EJERCICIO BREVE | Convierte las líneas de todos los registros en una lista JSON de cadenas, con una cadena por línea y sin las líneas en blanco.

[Listados de regiones anotadas]
• • •

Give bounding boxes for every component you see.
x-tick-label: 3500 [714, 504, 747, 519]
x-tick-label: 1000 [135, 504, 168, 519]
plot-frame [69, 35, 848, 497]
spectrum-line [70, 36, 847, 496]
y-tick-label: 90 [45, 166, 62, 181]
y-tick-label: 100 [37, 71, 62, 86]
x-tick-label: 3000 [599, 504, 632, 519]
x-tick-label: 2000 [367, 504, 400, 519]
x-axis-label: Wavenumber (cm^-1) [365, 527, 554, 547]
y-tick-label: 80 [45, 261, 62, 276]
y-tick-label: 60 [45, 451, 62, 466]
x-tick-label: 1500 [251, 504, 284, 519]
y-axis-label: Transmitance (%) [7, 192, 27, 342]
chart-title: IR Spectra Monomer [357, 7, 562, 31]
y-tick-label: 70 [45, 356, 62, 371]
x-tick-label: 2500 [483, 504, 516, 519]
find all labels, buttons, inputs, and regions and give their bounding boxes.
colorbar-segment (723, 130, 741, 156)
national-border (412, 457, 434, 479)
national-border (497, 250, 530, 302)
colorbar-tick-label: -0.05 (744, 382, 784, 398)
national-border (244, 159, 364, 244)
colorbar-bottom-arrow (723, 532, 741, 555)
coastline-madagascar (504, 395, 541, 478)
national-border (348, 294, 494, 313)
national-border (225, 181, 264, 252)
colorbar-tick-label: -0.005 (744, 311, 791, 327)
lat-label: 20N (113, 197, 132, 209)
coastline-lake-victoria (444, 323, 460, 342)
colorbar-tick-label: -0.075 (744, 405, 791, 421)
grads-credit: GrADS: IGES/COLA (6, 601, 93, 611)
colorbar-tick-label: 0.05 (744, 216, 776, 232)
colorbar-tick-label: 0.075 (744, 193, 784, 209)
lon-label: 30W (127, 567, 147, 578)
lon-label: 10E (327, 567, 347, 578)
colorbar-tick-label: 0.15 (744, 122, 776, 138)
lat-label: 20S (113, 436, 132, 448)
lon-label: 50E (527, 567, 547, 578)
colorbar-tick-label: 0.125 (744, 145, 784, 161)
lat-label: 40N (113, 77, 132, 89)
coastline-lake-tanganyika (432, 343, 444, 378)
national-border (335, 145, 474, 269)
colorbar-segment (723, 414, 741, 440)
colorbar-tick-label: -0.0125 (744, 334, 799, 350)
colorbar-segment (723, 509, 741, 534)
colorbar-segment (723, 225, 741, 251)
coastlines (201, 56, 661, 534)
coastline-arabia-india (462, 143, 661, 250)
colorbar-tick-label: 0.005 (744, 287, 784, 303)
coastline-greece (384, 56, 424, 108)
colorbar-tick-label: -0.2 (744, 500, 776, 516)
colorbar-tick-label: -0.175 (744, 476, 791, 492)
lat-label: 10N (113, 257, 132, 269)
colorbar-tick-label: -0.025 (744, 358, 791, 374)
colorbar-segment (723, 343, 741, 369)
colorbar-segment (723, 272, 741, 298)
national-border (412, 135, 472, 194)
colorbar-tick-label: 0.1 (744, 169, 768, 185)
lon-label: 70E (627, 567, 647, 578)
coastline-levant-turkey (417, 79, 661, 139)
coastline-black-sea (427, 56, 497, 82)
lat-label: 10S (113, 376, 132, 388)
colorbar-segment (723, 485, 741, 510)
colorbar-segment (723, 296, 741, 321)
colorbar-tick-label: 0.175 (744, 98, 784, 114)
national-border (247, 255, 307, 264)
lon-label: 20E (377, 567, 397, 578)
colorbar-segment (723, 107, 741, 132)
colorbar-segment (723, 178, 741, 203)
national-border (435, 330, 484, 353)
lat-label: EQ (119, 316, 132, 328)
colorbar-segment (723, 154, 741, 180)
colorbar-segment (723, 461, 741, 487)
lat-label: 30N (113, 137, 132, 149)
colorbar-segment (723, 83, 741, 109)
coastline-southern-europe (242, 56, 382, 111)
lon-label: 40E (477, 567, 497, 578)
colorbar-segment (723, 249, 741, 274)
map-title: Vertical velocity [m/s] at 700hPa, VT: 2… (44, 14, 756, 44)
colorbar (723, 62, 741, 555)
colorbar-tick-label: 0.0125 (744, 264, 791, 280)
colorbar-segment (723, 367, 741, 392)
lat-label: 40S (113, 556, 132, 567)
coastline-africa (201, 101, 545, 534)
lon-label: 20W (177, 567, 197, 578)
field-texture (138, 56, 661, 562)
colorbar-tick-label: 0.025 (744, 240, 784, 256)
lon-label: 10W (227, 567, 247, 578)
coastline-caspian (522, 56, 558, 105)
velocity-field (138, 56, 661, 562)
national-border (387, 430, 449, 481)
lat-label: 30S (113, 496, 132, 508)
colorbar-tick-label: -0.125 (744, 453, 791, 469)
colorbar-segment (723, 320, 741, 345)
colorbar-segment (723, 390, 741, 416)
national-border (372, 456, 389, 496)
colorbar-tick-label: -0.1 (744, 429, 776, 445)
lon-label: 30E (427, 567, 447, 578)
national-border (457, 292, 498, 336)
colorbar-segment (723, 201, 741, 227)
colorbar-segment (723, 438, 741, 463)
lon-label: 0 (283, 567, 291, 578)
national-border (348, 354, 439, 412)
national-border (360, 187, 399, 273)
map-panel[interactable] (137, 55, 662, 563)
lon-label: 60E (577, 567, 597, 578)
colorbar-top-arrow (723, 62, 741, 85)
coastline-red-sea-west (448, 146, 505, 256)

• • •

RESPUESTA |
[
  "Give bounding boxes for every component you see.",
  "x-tick-label: 3500 [714, 504, 747, 519]",
  "x-tick-label: 1000 [135, 504, 168, 519]",
  "plot-frame [69, 35, 848, 497]",
  "spectrum-line [70, 36, 847, 496]",
  "y-tick-label: 90 [45, 166, 62, 181]",
  "y-tick-label: 100 [37, 71, 62, 86]",
  "x-tick-label: 3000 [599, 504, 632, 519]",
  "x-tick-label: 2000 [367, 504, 400, 519]",
  "x-axis-label: Wavenumber (cm^-1) [365, 527, 554, 547]",
  "y-tick-label: 80 [45, 261, 62, 276]",
  "y-tick-label: 60 [45, 451, 62, 466]",
  "x-tick-label: 1500 [251, 504, 284, 519]",
  "y-axis-label: Transmitance (%) [7, 192, 27, 342]",
  "chart-title: IR Spectra Monomer [357, 7, 562, 31]",
  "y-tick-label: 70 [45, 356, 62, 371]",
  "x-tick-label: 2500 [483, 504, 516, 519]",
  "find all labels, buttons, inputs, and regions and give their bounding boxes.",
  "colorbar-segment (723, 130, 741, 156)",
  "national-border (412, 457, 434, 479)",
  "national-border (497, 250, 530, 302)",
  "colorbar-tick-label: -0.05 (744, 382, 784, 398)",
  "national-border (244, 159, 364, 244)",
  "colorbar-bottom-arrow (723, 532, 741, 555)",
  "coastline-madagascar (504, 395, 541, 478)",
  "national-border (348, 294, 494, 313)",
  "national-border (225, 181, 264, 252)",
  "colorbar-tick-label: -0.005 (744, 311, 791, 327)",
  "lat-label: 20N (113, 197, 132, 209)",
  "coastline-lake-victoria (444, 323, 460, 342)",
  "colorbar-tick-label: -0.075 (744, 405, 791, 421)",
  "grads-credit: GrADS: IGES/COLA (6, 601, 93, 611)",
  "colorbar-tick-label: 0.05 (744, 216, 776, 232)",
  "colorbar-tick-label: 0.075 (744, 193, 784, 209)",
  "lon-label: 30W (127, 567, 147, 578)",
  "lon-label: 10E (327, 567, 347, 578)",
  "colorbar-tick-label: 0.15 (744, 122, 776, 138)",
  "lat-label: 20S (113, 436, 132, 448)",
  "lon-label: 50E (527, 567, 547, 578)",
  "colorbar-tick-label: 0.125 (744, 145, 784, 161)",
  "lat-label: 40N (113, 77, 132, 89)",
  "coastline-lake-tanganyika (432, 343, 444, 378)",
  "national-border (335, 145, 474, 269)",
  "colorbar-segment (723, 414, 741, 440)",
  "colorbar-tick-label: -0.0125 (744, 334, 799, 350)",
  "colorbar-segment (723, 509, 741, 534)",
  "colorbar-segment (723, 225, 741, 251)",
  "coastlines (201, 56, 661, 534)",
  "coastline-arabia-india (462, 143, 661, 250)",
  "colorbar-tick-label: 0.005 (744, 287, 784, 303)",
  "coastline-greece (384, 56, 424, 108)",
  "colorbar-tick-label: -0.2 (744, 500, 776, 516)",
  "colorbar-tick-label: -0.175 (744, 476, 791, 492)",
  "lat-label: 10N (113, 257, 132, 269)",
  "colorbar-tick-label: -0.025 (744, 358, 791, 374)",
  "colorbar-segment (723, 343, 741, 369)",
  "colorbar-segment (723, 272, 741, 298)",
  "national-border (412, 135, 472, 194)",
  "colorbar-tick-label: 0.1 (744, 169, 768, 185)",
  "lon-label: 70E (627, 567, 647, 578)",
  "coastline-levant-turkey (417, 79, 661, 139)",
  "coastline-black-sea (427, 56, 497, 82)",
  "lat-label: 10S (113, 376, 132, 388)",
  "colorbar-segment (723, 485, 741, 510)",
  "colorbar-segment (723, 296, 741, 321)",
  "colorbar-tick-label: 0.175 (744, 98, 784, 114)",
  "national-border (247, 255, 307, 264)",
  "lon-label: 20E (377, 567, 397, 578)",
  "colorbar-segment (723, 107, 741, 132)",
  "colorbar-segment (723, 178, 741, 203)",
  "national-border (435, 330, 484, 353)",
  "lat-label: EQ (119, 316, 132, 328)",
  "colorbar-segment (723, 154, 741, 180)",
  "colorbar-segment (723, 461, 741, 487)",
  "lat-label: 30N (113, 137, 132, 149)",
  "colorbar-segment (723, 83, 741, 109)",
  "coastline-southern-europe (242, 56, 382, 111)",
  "lon-label: 40E (477, 567, 497, 578)",
  "colorbar-segment (723, 249, 741, 274)",
  "map-title: Vertical velocity [m/s] at 700hPa, VT: 2… (44, 14, 756, 44)",
  "colorbar (723, 62, 741, 555)",
  "colorbar-tick-label: 0.0125 (744, 264, 791, 280)",
  "colorbar-segment (723, 367, 741, 392)",
  "lat-label: 40S (113, 556, 132, 567)",
  "coastline-africa (201, 101, 545, 534)",
  "lon-label: 20W (177, 567, 197, 578)",
  "field-texture (138, 56, 661, 562)",
  "colorbar-tick-label: 0.025 (744, 240, 784, 256)",
  "lon-label: 10W (227, 567, 247, 578)",
  "coastline-caspian (522, 56, 558, 105)",
  "velocity-field (138, 56, 661, 562)",
  "national-border (387, 430, 449, 481)",
  "lat-label: 30S (113, 496, 132, 508)",
  "colorbar-tick-label: -0.125 (744, 453, 791, 469)",
  "colorbar-segment (723, 320, 741, 345)",
  "colorbar-segment (723, 390, 741, 416)",
  "national-border (372, 456, 389, 496)",
  "colorbar-tick-label: -0.1 (744, 429, 776, 445)",
  "lon-label: 30E (427, 567, 447, 578)",
  "national-border (457, 292, 498, 336)",
  "colorbar-segment (723, 201, 741, 227)",
  "colorbar-segment (723, 438, 741, 463)",
  "lon-label: 0 (283, 567, 291, 578)",
  "national-border (348, 354, 439, 412)",
  "national-border (360, 187, 399, 273)",
  "map-panel[interactable] (137, 55, 662, 563)",
  "lon-label: 60E (577, 567, 597, 578)",
  "colorbar-top-arrow (723, 62, 741, 85)",
  "coastline-red-sea-west (448, 146, 505, 256)"
]